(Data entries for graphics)
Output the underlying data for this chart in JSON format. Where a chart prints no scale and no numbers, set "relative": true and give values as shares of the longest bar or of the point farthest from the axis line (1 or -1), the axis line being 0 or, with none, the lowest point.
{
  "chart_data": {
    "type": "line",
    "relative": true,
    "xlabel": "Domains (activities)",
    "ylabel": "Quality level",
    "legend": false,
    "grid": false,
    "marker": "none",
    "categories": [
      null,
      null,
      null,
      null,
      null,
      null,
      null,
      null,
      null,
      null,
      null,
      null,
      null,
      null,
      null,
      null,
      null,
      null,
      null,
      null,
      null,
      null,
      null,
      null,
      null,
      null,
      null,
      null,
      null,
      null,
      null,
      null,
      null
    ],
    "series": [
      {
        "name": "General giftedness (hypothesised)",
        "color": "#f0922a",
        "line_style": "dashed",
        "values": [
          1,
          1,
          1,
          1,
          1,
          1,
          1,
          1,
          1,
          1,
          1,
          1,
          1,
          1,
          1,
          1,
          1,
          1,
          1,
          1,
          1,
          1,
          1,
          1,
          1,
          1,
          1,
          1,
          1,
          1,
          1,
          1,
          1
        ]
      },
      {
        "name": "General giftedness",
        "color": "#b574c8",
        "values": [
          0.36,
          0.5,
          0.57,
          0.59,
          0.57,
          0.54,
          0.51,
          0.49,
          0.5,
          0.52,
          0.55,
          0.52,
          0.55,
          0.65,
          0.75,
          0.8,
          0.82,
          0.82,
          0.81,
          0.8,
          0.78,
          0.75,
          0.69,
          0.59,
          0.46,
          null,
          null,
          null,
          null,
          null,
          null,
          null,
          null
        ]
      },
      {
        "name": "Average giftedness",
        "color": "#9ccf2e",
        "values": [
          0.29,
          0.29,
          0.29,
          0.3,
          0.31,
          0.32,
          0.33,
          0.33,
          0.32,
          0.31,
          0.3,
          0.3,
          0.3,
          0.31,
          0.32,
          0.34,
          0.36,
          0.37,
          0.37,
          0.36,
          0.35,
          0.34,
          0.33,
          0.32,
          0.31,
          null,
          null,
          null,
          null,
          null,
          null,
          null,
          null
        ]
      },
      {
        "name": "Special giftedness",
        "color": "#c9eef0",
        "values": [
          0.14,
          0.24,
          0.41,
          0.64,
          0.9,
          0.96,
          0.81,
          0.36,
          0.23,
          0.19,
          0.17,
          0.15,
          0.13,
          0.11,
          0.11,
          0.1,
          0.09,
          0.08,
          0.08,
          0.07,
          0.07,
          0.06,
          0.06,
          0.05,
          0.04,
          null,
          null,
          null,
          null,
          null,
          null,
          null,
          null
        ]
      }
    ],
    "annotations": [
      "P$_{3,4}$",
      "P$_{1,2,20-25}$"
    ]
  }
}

#### [WHAT YOU HAVE TO DO]
Repeat every line of the material exactly as given.

#### [COMPLETED EXERCISE]
Output the underlying data for this chart in JSON format. Where a chart prints no scale and no numbers, set "relative": true and give values as shares of the longest bar or of the point farthest from the axis line (1 or -1), the axis line being 0 or, with none, the lowest point.
{
  "chart_data": {
    "type": "line",
    "relative": true,
    "xlabel": "Domains (activities)",
    "ylabel": "Quality level",
    "legend": false,
    "grid": false,
    "marker": "none",
    "categories": [
      null,
      null,
      null,
      null,
      null,
      null,
      null,
      null,
      null,
      null,
      null,
      null,
      null,
      null,
      null,
      null,
      null,
      null,
      null,
      null,
      null,
      null,
      null,
      null,
      null,
      null,
      null,
      null,
      null,
      null,
      null,
      null,
      null
    ],
    "series": [
      {
        "name": "General giftedness (hypothesised)",
        "color": "#f0922a",
        "line_style": "dashed",
        "values": [
          1,
          1,
          1,
          1,
          1,
          1,
          1,
          1,
          1,
          1,
          1,
          1,
          1,
          1,
          1,
          1,
          1,
          1,
          1,
          1,
          1,
          1,
          1,
          1,
          1,
          1,
          1,
          1,
          1,
          1,
          1,
          1,
          1
        ]
      },
      {
        "name": "General giftedness",
        "color": "#b574c8",
        "values": [
          0.36,
          0.5,
          0.57,
          0.59,
          0.57,
          0.54,
          0.51,
          0.49,
          0.5,
          0.52,
          0.55,
          0.52,
          0.55,
          0.65,
          0.75,
          0.8,
          0.82,
          0.82,
          0.81,
          0.8,
          0.78,
          0.75,
          0.69,
          0.59,
          0.46,
          null,
          null,
          null,
          null,
          null,
          null,
          null,
          null
        ]
      },
      {
        "name": "Average giftedness",
        "color": "#9ccf2e",
        "values": [
          0.29,
          0.29,
          0.29,
          0.3,
          0.31,
          0.32,
          0.33,
          0.33,
          0.32,
          0.31,
          0.3,
          0.3,
          0.3,
          0.31,
          0.32,
          0.34,
          0.36,
          0.37,
          0.37,
          0.36,
          0.35,
          0.34,
          0.33,
          0.32,
          0.31,
          null,
          null,
          null,
          null,
          null,
          null,
          null,
          null
        ]
      },
      {
        "name": "Special giftedness",
        "color": "#c9eef0",
        "values": [
          0.14,
          0.24,
          0.41,
          0.64,
          0.9,
          0.96,
          0.81,
          0.36,
          0.23,
          0.19,
          0.17,
          0.15,
          0.13,
          0.11,
          0.11,
          0.1,
          0.09,
          0.08,
          0.08,
          0.07,
          0.07,
          0.06,
          0.06,
          0.05,
          0.04,
          null,
          null,
          null,
          null,
          null,
          null,
          null,
          null
        ]
      }
    ],
    "annotations": [
      "P$_{3,4}$",
      "P$_{1,2,20-25}$"
    ]
  }
}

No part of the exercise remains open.